What the exercise asks | Write out the lines of each item as a JSON list of strings, one string per line, with blank lines omitted. Leave the pictures out of your answer.
## START
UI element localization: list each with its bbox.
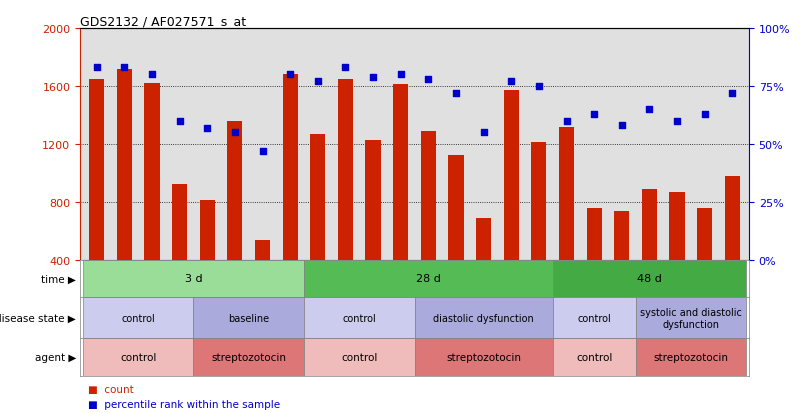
Bar [415, 339, 553, 376]
Text: streptozotocin: streptozotocin [654, 352, 728, 362]
Point [422, 76, 435, 83]
Text: disease state ▶: disease state ▶ [0, 313, 76, 323]
Point [670, 118, 683, 125]
Point [228, 130, 241, 136]
Point [477, 130, 490, 136]
Text: baseline: baseline [228, 313, 269, 323]
Bar [553, 260, 747, 297]
Bar [504, 91, 519, 260]
Bar [531, 143, 546, 260]
Bar [476, 218, 491, 260]
Bar [338, 79, 353, 260]
Text: systolic and diastolic
dysfunction: systolic and diastolic dysfunction [640, 307, 742, 329]
Point [201, 125, 214, 132]
Bar [89, 79, 104, 260]
Bar [553, 297, 636, 339]
Text: control: control [342, 313, 376, 323]
Bar [144, 84, 159, 260]
Bar [283, 75, 298, 260]
Point [533, 83, 545, 90]
Point [146, 72, 159, 78]
Bar [193, 297, 304, 339]
Text: 3 d: 3 d [184, 274, 202, 284]
Point [284, 72, 296, 78]
Bar [304, 260, 553, 297]
Point [394, 72, 407, 78]
Point [560, 118, 573, 125]
Bar [421, 131, 436, 260]
Bar [697, 208, 712, 260]
Bar [449, 156, 464, 260]
Text: time ▶: time ▶ [41, 274, 76, 284]
Text: control: control [576, 352, 612, 362]
Bar [83, 260, 304, 297]
Text: ■  count: ■ count [88, 384, 134, 394]
Bar [304, 339, 415, 376]
Bar [227, 121, 243, 260]
Bar [83, 297, 193, 339]
Point [726, 90, 739, 97]
Bar [393, 85, 409, 260]
Bar [117, 69, 132, 260]
Bar [642, 189, 657, 260]
Bar [614, 211, 630, 260]
Bar [365, 140, 380, 260]
Point [118, 65, 131, 71]
Bar [193, 339, 304, 376]
Bar [255, 240, 270, 260]
Bar [304, 297, 415, 339]
Point [449, 90, 462, 97]
Point [339, 65, 352, 71]
Point [173, 118, 186, 125]
Bar [310, 134, 325, 260]
Point [615, 123, 628, 129]
Bar [415, 297, 553, 339]
Bar [559, 127, 574, 260]
Text: agent ▶: agent ▶ [34, 352, 76, 362]
Bar [670, 192, 685, 260]
Point [698, 111, 711, 118]
Text: streptozotocin: streptozotocin [211, 352, 286, 362]
Text: 28 d: 28 d [416, 274, 441, 284]
Point [256, 148, 269, 155]
Text: GDS2132 / AF027571_s_at: GDS2132 / AF027571_s_at [80, 15, 246, 28]
Bar [172, 185, 187, 260]
Text: diastolic dysfunction: diastolic dysfunction [433, 313, 534, 323]
Point [505, 79, 517, 85]
Bar [725, 176, 740, 260]
Bar [199, 201, 215, 260]
Text: control: control [578, 313, 611, 323]
Text: 48 d: 48 d [637, 274, 662, 284]
Point [643, 107, 656, 113]
Text: streptozotocin: streptozotocin [446, 352, 521, 362]
Text: control: control [121, 313, 155, 323]
Point [367, 74, 380, 81]
Bar [83, 339, 193, 376]
Bar [553, 339, 636, 376]
Point [91, 65, 103, 71]
Bar [636, 297, 747, 339]
Point [312, 79, 324, 85]
Text: ■  percentile rank within the sample: ■ percentile rank within the sample [88, 399, 280, 409]
Bar [586, 208, 602, 260]
Text: control: control [120, 352, 156, 362]
Point [588, 111, 601, 118]
Text: control: control [341, 352, 377, 362]
Bar [636, 339, 747, 376]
## END
Complete answer |
[
  "UI element localization: list each with its bbox.",
  "Bar [415, 339, 553, 376]",
  "Text: streptozotocin: streptozotocin [654, 352, 728, 362]",
  "Point [422, 76, 435, 83]",
  "Text: disease state ▶: disease state ▶ [0, 313, 76, 323]",
  "Point [670, 118, 683, 125]",
  "Point [228, 130, 241, 136]",
  "Point [477, 130, 490, 136]",
  "Text: baseline: baseline [228, 313, 269, 323]",
  "Bar [553, 260, 747, 297]",
  "Bar [504, 91, 519, 260]",
  "Bar [531, 143, 546, 260]",
  "Bar [476, 218, 491, 260]",
  "Bar [338, 79, 353, 260]",
  "Text: systolic and diastolic",
  "dysfunction: systolic and diastolic dysfunction [640, 307, 742, 329]",
  "Point [201, 125, 214, 132]",
  "Bar [89, 79, 104, 260]",
  "Bar [553, 297, 636, 339]",
  "Text: control: control [342, 313, 376, 323]",
  "Bar [144, 84, 159, 260]",
  "Bar [283, 75, 298, 260]",
  "Point [533, 83, 545, 90]",
  "Point [146, 72, 159, 78]",
  "Bar [193, 297, 304, 339]",
  "Text: 3 d: 3 d [184, 274, 202, 284]",
  "Point [284, 72, 296, 78]",
  "Bar [304, 260, 553, 297]",
  "Point [394, 72, 407, 78]",
  "Point [560, 118, 573, 125]",
  "Bar [421, 131, 436, 260]",
  "Bar [697, 208, 712, 260]",
  "Bar [449, 156, 464, 260]",
  "Text: time ▶: time ▶ [41, 274, 76, 284]",
  "Text: control: control [576, 352, 612, 362]",
  "Bar [83, 260, 304, 297]",
  "Text: ■  count: ■ count [88, 384, 134, 394]",
  "Bar [304, 339, 415, 376]",
  "Bar [227, 121, 243, 260]",
  "Bar [83, 297, 193, 339]",
  "Point [726, 90, 739, 97]",
  "Bar [393, 85, 409, 260]",
  "Bar [117, 69, 132, 260]",
  "Bar [642, 189, 657, 260]",
  "Bar [614, 211, 630, 260]",
  "Bar [365, 140, 380, 260]",
  "Point [118, 65, 131, 71]",
  "Bar [193, 339, 304, 376]",
  "Bar [255, 240, 270, 260]",
  "Bar [304, 297, 415, 339]",
  "Point [449, 90, 462, 97]",
  "Point [339, 65, 352, 71]",
  "Point [173, 118, 186, 125]",
  "Bar [310, 134, 325, 260]",
  "Point [615, 123, 628, 129]",
  "Bar [415, 297, 553, 339]",
  "Bar [559, 127, 574, 260]",
  "Text: agent ▶: agent ▶ [34, 352, 76, 362]",
  "Bar [670, 192, 685, 260]",
  "Point [698, 111, 711, 118]",
  "Text: streptozotocin: streptozotocin [211, 352, 286, 362]",
  "Text: 28 d: 28 d [416, 274, 441, 284]",
  "Point [256, 148, 269, 155]",
  "Text: GDS2132 / AF027571_s_at: GDS2132 / AF027571_s_at [80, 15, 246, 28]",
  "Bar [172, 185, 187, 260]",
  "Text: diastolic dysfunction: diastolic dysfunction [433, 313, 534, 323]",
  "Point [505, 79, 517, 85]",
  "Bar [725, 176, 740, 260]",
  "Bar [199, 201, 215, 260]",
  "Text: control: control [578, 313, 611, 323]",
  "Text: 48 d: 48 d [637, 274, 662, 284]",
  "Point [643, 107, 656, 113]",
  "Text: streptozotocin: streptozotocin [446, 352, 521, 362]",
  "Text: control: control [121, 313, 155, 323]",
  "Point [367, 74, 380, 81]",
  "Bar [83, 339, 193, 376]",
  "Bar [553, 339, 636, 376]",
  "Point [91, 65, 103, 71]",
  "Bar [636, 297, 747, 339]",
  "Point [312, 79, 324, 85]",
  "Text: ■  percentile rank within the sample: ■ percentile rank within the sample [88, 399, 280, 409]",
  "Bar [586, 208, 602, 260]",
  "Text: control: control [120, 352, 156, 362]",
  "Point [588, 111, 601, 118]",
  "Text: control: control [341, 352, 377, 362]",
  "Bar [636, 339, 747, 376]"
]